● **Exercise directions**: Your job is to retype all of the data word for word, leaving every image out.

● **Dataset listings of figures**:
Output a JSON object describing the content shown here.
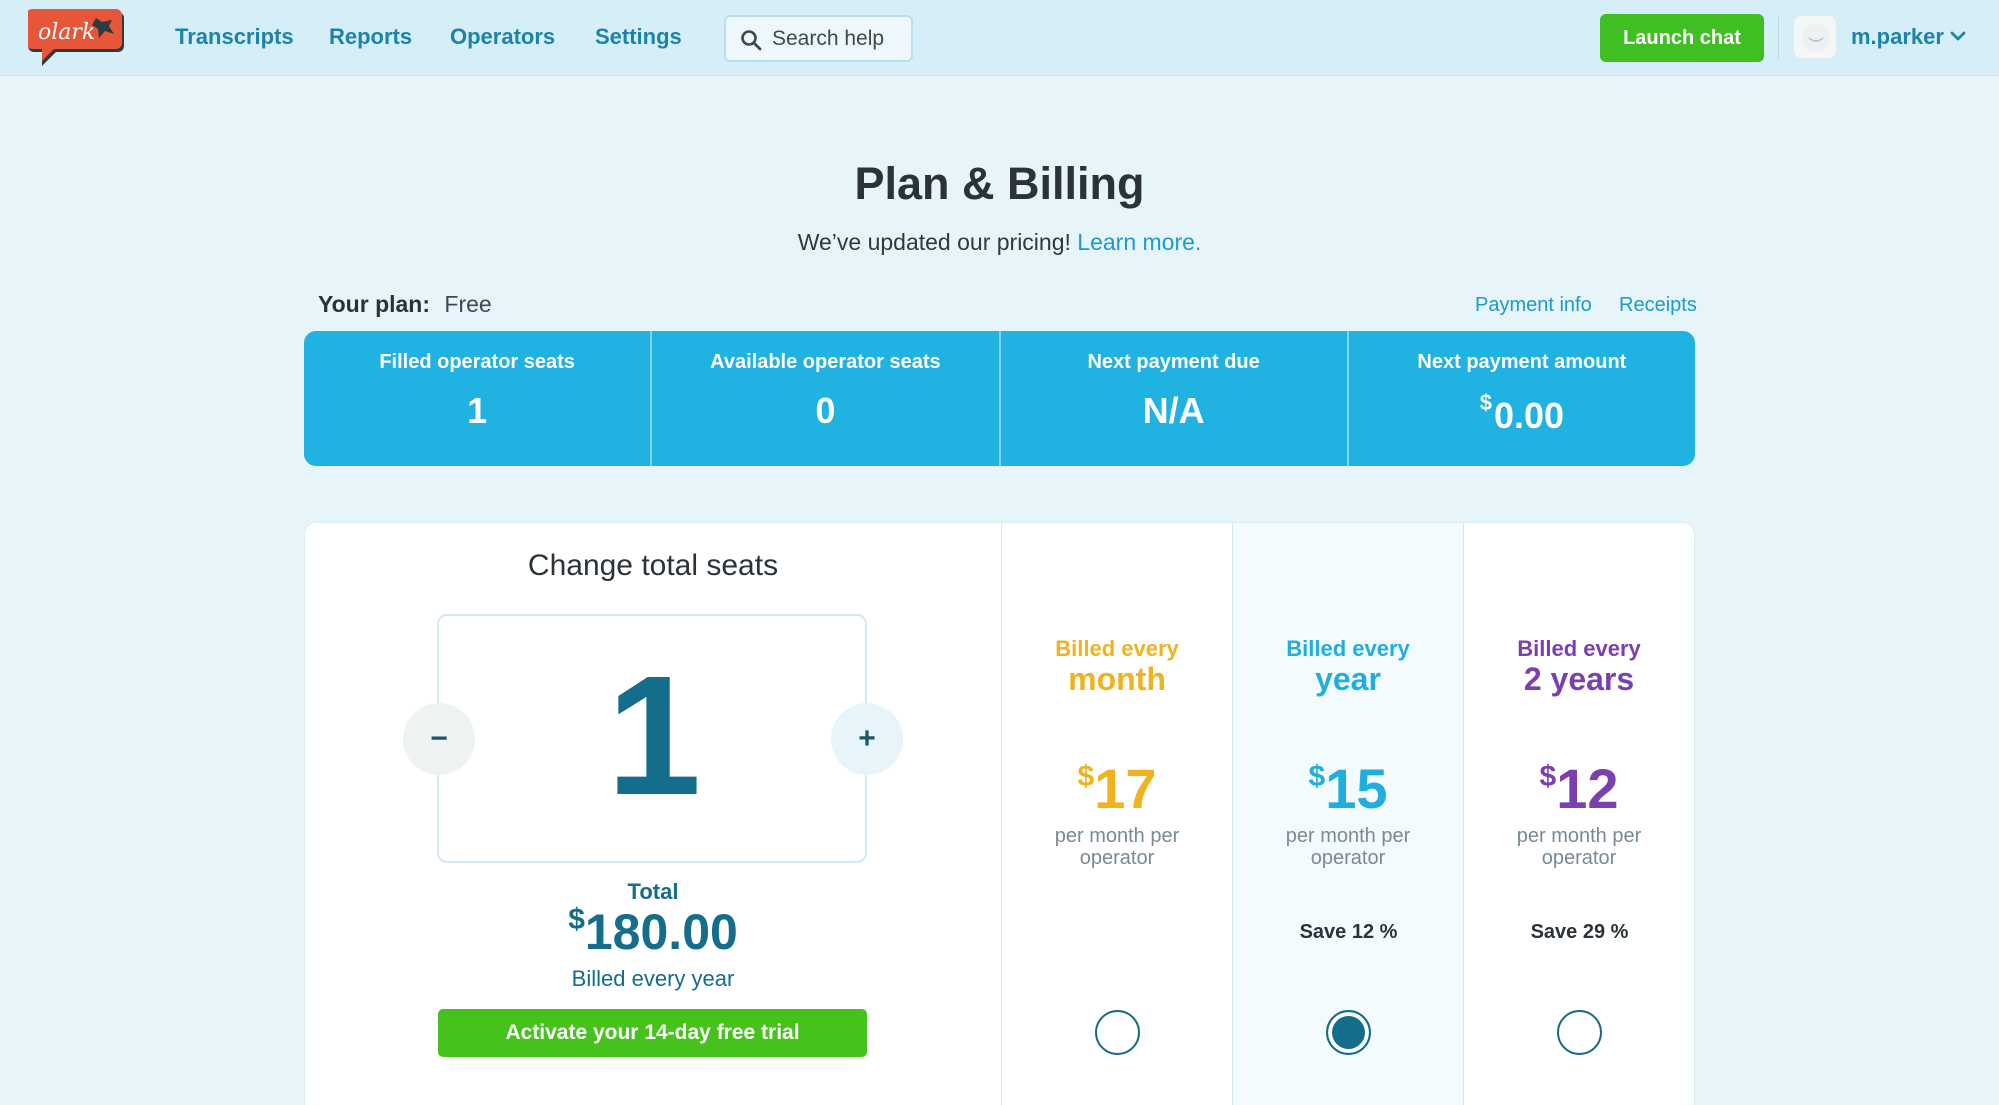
{
  "nav": {
    "logo_text": "olark",
    "links": [
      "Transcripts",
      "Reports",
      "Operators",
      "Settings"
    ],
    "search_placeholder": "Search help",
    "launch_label": "Launch chat",
    "username": "m.parker"
  },
  "header": {
    "title": "Plan & Billing",
    "subtitle_text": "We’ve updated our pricing!",
    "subtitle_link": "Learn more."
  },
  "plan": {
    "label": "Your plan:",
    "value": "Free",
    "payment_info": "Payment info",
    "receipts": "Receipts"
  },
  "stats": [
    {
      "label": "Filled operator seats",
      "value": "1"
    },
    {
      "label": "Available operator seats",
      "value": "0"
    },
    {
      "label": "Next payment due",
      "value": "N/A"
    },
    {
      "label": "Next payment amount",
      "currency": "$",
      "value": "0.00"
    }
  ],
  "seats": {
    "title": "Change total seats",
    "count": "1",
    "minus": "−",
    "plus": "+",
    "total_label": "Total",
    "total_currency": "$",
    "total_amount": "180.00",
    "billed_note": "Billed every year",
    "trial_button": "Activate your 14-day free trial"
  },
  "options": [
    {
      "billed": "Billed every",
      "period": "month",
      "currency": "$",
      "price": "17",
      "per": "per month per operator",
      "save": "",
      "color": "#f0b21e",
      "selected": false
    },
    {
      "billed": "Billed every",
      "period": "year",
      "currency": "$",
      "price": "15",
      "per": "per month per operator",
      "save": "Save 12 %",
      "color": "#20aede",
      "selected": true
    },
    {
      "billed": "Billed every",
      "period": "2 years",
      "currency": "$",
      "price": "12",
      "per": "per month per operator",
      "save": "Save 29 %",
      "color": "#7b3fb0",
      "selected": false
    }
  ],
  "colors": {
    "accent": "#20b2e1",
    "green": "#3fbf22",
    "dark_teal": "#136d8b"
  }
}
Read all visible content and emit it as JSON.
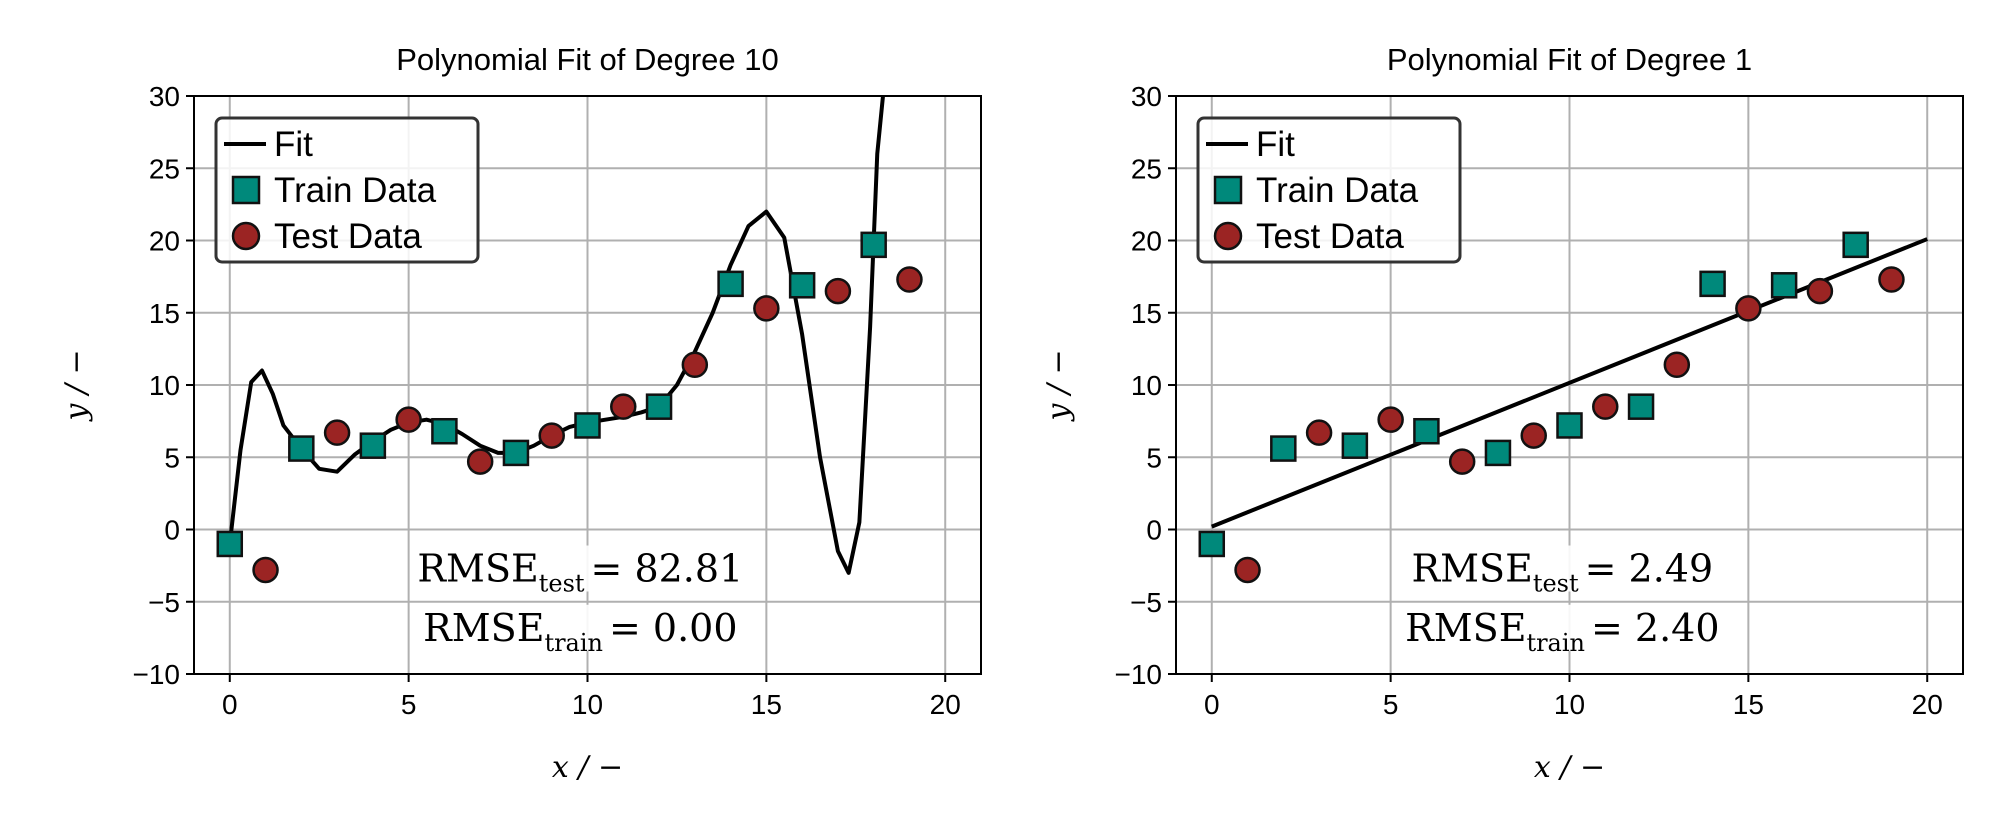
{
  "chart_data": [
    {
      "type": "scatter",
      "title": "Polynomial Fit of Degree 10",
      "xlabel": "x / −",
      "ylabel": "y / −",
      "xlim": [
        -1,
        21
      ],
      "ylim": [
        -10,
        30
      ],
      "xticks": [
        "0",
        "5",
        "10",
        "15",
        "20"
      ],
      "yticks": [
        "−10",
        "−5",
        "0",
        "5",
        "10",
        "15",
        "20",
        "25",
        "30"
      ],
      "grid": true,
      "legend_placement": "top-left",
      "legend": [
        "Fit",
        "Train Data",
        "Test Data"
      ],
      "series": [
        {
          "name": "Train Data",
          "marker": "square",
          "color": "#00897b",
          "x": [
            0,
            2,
            4,
            6,
            8,
            10,
            12,
            14,
            16,
            18
          ],
          "y": [
            -1.0,
            5.6,
            5.8,
            6.8,
            5.3,
            7.2,
            8.5,
            17.0,
            16.9,
            19.7
          ]
        },
        {
          "name": "Test Data",
          "marker": "circle",
          "color": "#9b2423",
          "x": [
            1,
            3,
            5,
            7,
            9,
            11,
            13,
            15,
            17,
            19
          ],
          "y": [
            -2.8,
            6.7,
            7.6,
            4.7,
            6.5,
            8.5,
            11.4,
            15.3,
            16.5,
            17.3
          ]
        },
        {
          "name": "Fit",
          "kind": "line",
          "color": "#000000",
          "x": [
            0,
            0.3,
            0.6,
            0.9,
            1.2,
            1.5,
            2,
            2.5,
            3,
            3.5,
            4,
            4.5,
            5,
            5.5,
            6,
            6.5,
            7,
            7.5,
            8,
            8.5,
            9,
            9.5,
            10,
            10.5,
            11,
            11.5,
            12,
            12.5,
            13,
            13.5,
            14,
            14.5,
            15,
            15.5,
            16,
            16.5,
            17,
            17.3,
            17.6,
            17.9,
            18.1,
            18.3
          ],
          "y": [
            -1.0,
            5.5,
            10.2,
            11.0,
            9.4,
            7.2,
            5.6,
            4.2,
            4.0,
            5.2,
            6.1,
            6.9,
            7.4,
            7.6,
            7.3,
            6.6,
            5.8,
            5.3,
            5.3,
            5.8,
            6.5,
            7.1,
            7.4,
            7.6,
            7.8,
            8.1,
            8.5,
            10.0,
            12.3,
            15.0,
            18.3,
            21.0,
            22.0,
            20.2,
            13.5,
            5.0,
            -1.5,
            -3.0,
            0.5,
            14.0,
            26.0,
            31.0
          ]
        }
      ],
      "annotations": {
        "rmse_test_label": "RMSE",
        "rmse_test_sub": "test",
        "rmse_test_value": "= 82.81",
        "rmse_train_label": "RMSE",
        "rmse_train_sub": "train",
        "rmse_train_value": "= 0.00"
      }
    },
    {
      "type": "scatter",
      "title": "Polynomial Fit of Degree 1",
      "xlabel": "x / −",
      "ylabel": "y / −",
      "xlim": [
        -1,
        21
      ],
      "ylim": [
        -10,
        30
      ],
      "xticks": [
        "0",
        "5",
        "10",
        "15",
        "20"
      ],
      "yticks": [
        "−10",
        "−5",
        "0",
        "5",
        "10",
        "15",
        "20",
        "25",
        "30"
      ],
      "grid": true,
      "legend_placement": "top-left",
      "legend": [
        "Fit",
        "Train Data",
        "Test Data"
      ],
      "series": [
        {
          "name": "Train Data",
          "marker": "square",
          "color": "#00897b",
          "x": [
            0,
            2,
            4,
            6,
            8,
            10,
            12,
            14,
            16,
            18
          ],
          "y": [
            -1.0,
            5.6,
            5.8,
            6.8,
            5.3,
            7.2,
            8.5,
            17.0,
            16.9,
            19.7
          ]
        },
        {
          "name": "Test Data",
          "marker": "circle",
          "color": "#9b2423",
          "x": [
            1,
            3,
            5,
            7,
            9,
            11,
            13,
            15,
            17,
            19
          ],
          "y": [
            -2.8,
            6.7,
            7.6,
            4.7,
            6.5,
            8.5,
            11.4,
            15.3,
            16.5,
            17.3
          ]
        },
        {
          "name": "Fit",
          "kind": "line",
          "color": "#000000",
          "x": [
            0,
            20
          ],
          "y": [
            0.2,
            20.1
          ]
        }
      ],
      "annotations": {
        "rmse_test_label": "RMSE",
        "rmse_test_sub": "test",
        "rmse_test_value": "= 2.49",
        "rmse_train_label": "RMSE",
        "rmse_train_sub": "train",
        "rmse_train_value": "= 2.40"
      }
    }
  ]
}
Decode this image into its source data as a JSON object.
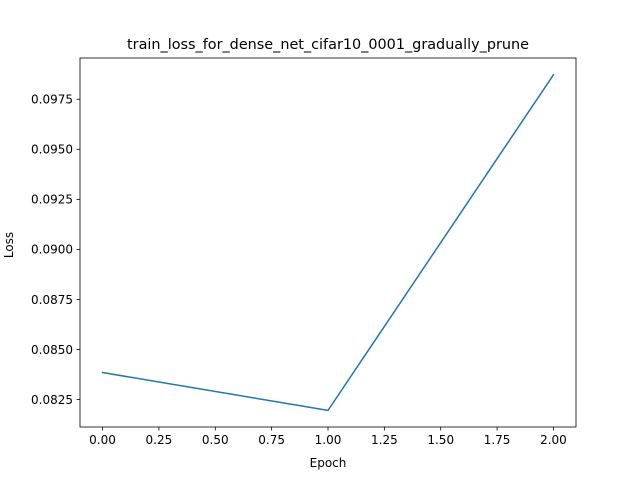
{
  "chart_data": {
    "type": "line",
    "title": "train_loss_for_dense_net_cifar10_0001_gradually_prune",
    "xlabel": "Epoch",
    "ylabel": "Loss",
    "x": [
      0,
      1,
      2
    ],
    "series": [
      {
        "values": [
          0.08385,
          0.08196,
          0.09872
        ]
      }
    ],
    "xlim": [
      -0.1,
      2.1
    ],
    "ylim": [
      0.08113,
      0.09956
    ],
    "xticks": [
      0.0,
      0.25,
      0.5,
      0.75,
      1.0,
      1.25,
      1.5,
      1.75,
      2.0
    ],
    "xtick_labels": [
      "0.00",
      "0.25",
      "0.50",
      "0.75",
      "1.00",
      "1.25",
      "1.50",
      "1.75",
      "2.00"
    ],
    "yticks": [
      0.0825,
      0.085,
      0.0875,
      0.09,
      0.0925,
      0.095,
      0.0975
    ],
    "ytick_labels": [
      "0.0825",
      "0.0850",
      "0.0875",
      "0.0900",
      "0.0925",
      "0.0950",
      "0.0975"
    ],
    "grid": false,
    "line_color": "#1f77b4"
  }
}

● **In response**:
Output a JSON object describing the content shown here.
{
  "nav": {
    "logo_text": "olark",
    "links": [
      "Transcripts",
      "Reports",
      "Operators",
      "Settings"
    ],
    "search_placeholder": "Search help",
    "launch_label": "Launch chat",
    "username": "m.parker"
  },
  "header": {
    "title": "Plan & Billing",
    "subtitle_text": "We’ve updated our pricing!",
    "subtitle_link": "Learn more."
  },
  "plan": {
    "label": "Your plan:",
    "value": "Free",
    "payment_info": "Payment info",
    "receipts": "Receipts"
  },
  "stats": [
    {
      "label": "Filled operator seats",
      "value": "1"
    },
    {
      "label": "Available operator seats",
      "value": "0"
    },
    {
      "label": "Next payment due",
      "value": "N/A"
    },
    {
      "label": "Next payment amount",
      "currency": "$",
      "value": "0.00"
    }
  ],
  "seats": {
    "title": "Change total seats",
    "count": "1",
    "minus": "−",
    "plus": "+",
    "total_label": "Total",
    "total_currency": "$",
    "total_amount": "180.00",
    "billed_note": "Billed every year",
    "trial_button": "Activate your 14-day free trial"
  },
  "options": [
    {
      "billed": "Billed every",
      "period": "month",
      "currency": "$",
      "price": "17",
      "per": "per month per operator",
      "save": "",
      "color": "#f0b21e",
      "selected": false
    },
    {
      "billed": "Billed every",
      "period": "year",
      "currency": "$",
      "price": "15",
      "per": "per month per operator",
      "save": "Save 12 %",
      "color": "#20aede",
      "selected": true
    },
    {
      "billed": "Billed every",
      "period": "2 years",
      "currency": "$",
      "price": "12",
      "per": "per month per operator",
      "save": "Save 29 %",
      "color": "#7b3fb0",
      "selected": false
    }
  ],
  "colors": {
    "accent": "#20b2e1",
    "green": "#3fbf22",
    "dark_teal": "#136d8b"
  }
}
Read all visible content and emit it as JSON.
{
  "chart_data": [
    {
      "type": "scatter",
      "title": "Polynomial Fit of Degree 10",
      "xlabel": "x / −",
      "ylabel": "y / −",
      "xlim": [
        -1,
        21
      ],
      "ylim": [
        -10,
        30
      ],
      "xticks": [
        "0",
        "5",
        "10",
        "15",
        "20"
      ],
      "yticks": [
        "−10",
        "−5",
        "0",
        "5",
        "10",
        "15",
        "20",
        "25",
        "30"
      ],
      "grid": true,
      "legend_placement": "top-left",
      "legend": [
        "Fit",
        "Train Data",
        "Test Data"
      ],
      "series": [
        {
          "name": "Train Data",
          "marker": "square",
          "color": "#00897b",
          "x": [
            0,
            2,
            4,
            6,
            8,
            10,
            12,
            14,
            16,
            18
          ],
          "y": [
            -1.0,
            5.6,
            5.8,
            6.8,
            5.3,
            7.2,
            8.5,
            17.0,
            16.9,
            19.7
          ]
        },
        {
          "name": "Test Data",
          "marker": "circle",
          "color": "#9b2423",
          "x": [
            1,
            3,
            5,
            7,
            9,
            11,
            13,
            15,
            17,
            19
          ],
          "y": [
            -2.8,
            6.7,
            7.6,
            4.7,
            6.5,
            8.5,
            11.4,
            15.3,
            16.5,
            17.3
          ]
        },
        {
          "name": "Fit",
          "kind": "line",
          "color": "#000000",
          "x": [
            0,
            0.3,
            0.6,
            0.9,
            1.2,
            1.5,
            2,
            2.5,
            3,
            3.5,
            4,
            4.5,
            5,
            5.5,
            6,
            6.5,
            7,
            7.5,
            8,
            8.5,
            9,
            9.5,
            10,
            10.5,
            11,
            11.5,
            12,
            12.5,
            13,
            13.5,
            14,
            14.5,
            15,
            15.5,
            16,
            16.5,
            17,
            17.3,
            17.6,
            17.9,
            18.1,
            18.3
          ],
          "y": [
            -1.0,
            5.5,
            10.2,
            11.0,
            9.4,
            7.2,
            5.6,
            4.2,
            4.0,
            5.2,
            6.1,
            6.9,
            7.4,
            7.6,
            7.3,
            6.6,
            5.8,
            5.3,
            5.3,
            5.8,
            6.5,
            7.1,
            7.4,
            7.6,
            7.8,
            8.1,
            8.5,
            10.0,
            12.3,
            15.0,
            18.3,
            21.0,
            22.0,
            20.2,
            13.5,
            5.0,
            -1.5,
            -3.0,
            0.5,
            14.0,
            26.0,
            31.0
          ]
        }
      ],
      "annotations": {
        "rmse_test_label": "RMSE",
        "rmse_test_sub": "test",
        "rmse_test_value": "= 82.81",
        "rmse_train_label": "RMSE",
        "rmse_train_sub": "train",
        "rmse_train_value": "= 0.00"
      }
    },
    {
      "type": "scatter",
      "title": "Polynomial Fit of Degree 1",
      "xlabel": "x / −",
      "ylabel": "y / −",
      "xlim": [
        -1,
        21
      ],
      "ylim": [
        -10,
        30
      ],
      "xticks": [
        "0",
        "5",
        "10",
        "15",
        "20"
      ],
      "yticks": [
        "−10",
        "−5",
        "0",
        "5",
        "10",
        "15",
        "20",
        "25",
        "30"
      ],
      "grid": true,
      "legend_placement": "top-left",
      "legend": [
        "Fit",
        "Train Data",
        "Test Data"
      ],
      "series": [
        {
          "name": "Train Data",
          "marker": "square",
          "color": "#00897b",
          "x": [
            0,
            2,
            4,
            6,
            8,
            10,
            12,
            14,
            16,
            18
          ],
          "y": [
            -1.0,
            5.6,
            5.8,
            6.8,
            5.3,
            7.2,
            8.5,
            17.0,
            16.9,
            19.7
          ]
        },
        {
          "name": "Test Data",
          "marker": "circle",
          "color": "#9b2423",
          "x": [
            1,
            3,
            5,
            7,
            9,
            11,
            13,
            15,
            17,
            19
          ],
          "y": [
            -2.8,
            6.7,
            7.6,
            4.7,
            6.5,
            8.5,
            11.4,
            15.3,
            16.5,
            17.3
          ]
        },
        {
          "name": "Fit",
          "kind": "line",
          "color": "#000000",
          "x": [
            0,
            20
          ],
          "y": [
            0.2,
            20.1
          ]
        }
      ],
      "annotations": {
        "rmse_test_label": "RMSE",
        "rmse_test_sub": "test",
        "rmse_test_value": "= 2.49",
        "rmse_train_label": "RMSE",
        "rmse_train_sub": "train",
        "rmse_train_value": "= 2.40"
      }
    }
  ]
}
Decode this image into its source data as a JSON object.
{
  "chart_data": {
    "type": "line",
    "title": "train_loss_for_dense_net_cifar10_0001_gradually_prune",
    "xlabel": "Epoch",
    "ylabel": "Loss",
    "x": [
      0,
      1,
      2
    ],
    "series": [
      {
        "values": [
          0.08385,
          0.08196,
          0.09872
        ]
      }
    ],
    "xlim": [
      -0.1,
      2.1
    ],
    "ylim": [
      0.08113,
      0.09956
    ],
    "xticks": [
      0.0,
      0.25,
      0.5,
      0.75,
      1.0,
      1.25,
      1.5,
      1.75,
      2.0
    ],
    "xtick_labels": [
      "0.00",
      "0.25",
      "0.50",
      "0.75",
      "1.00",
      "1.25",
      "1.50",
      "1.75",
      "2.00"
    ],
    "yticks": [
      0.0825,
      0.085,
      0.0875,
      0.09,
      0.0925,
      0.095,
      0.0975
    ],
    "ytick_labels": [
      "0.0825",
      "0.0850",
      "0.0875",
      "0.0900",
      "0.0925",
      "0.0950",
      "0.0975"
    ],
    "grid": false,
    "line_color": "#1f77b4"
  }
}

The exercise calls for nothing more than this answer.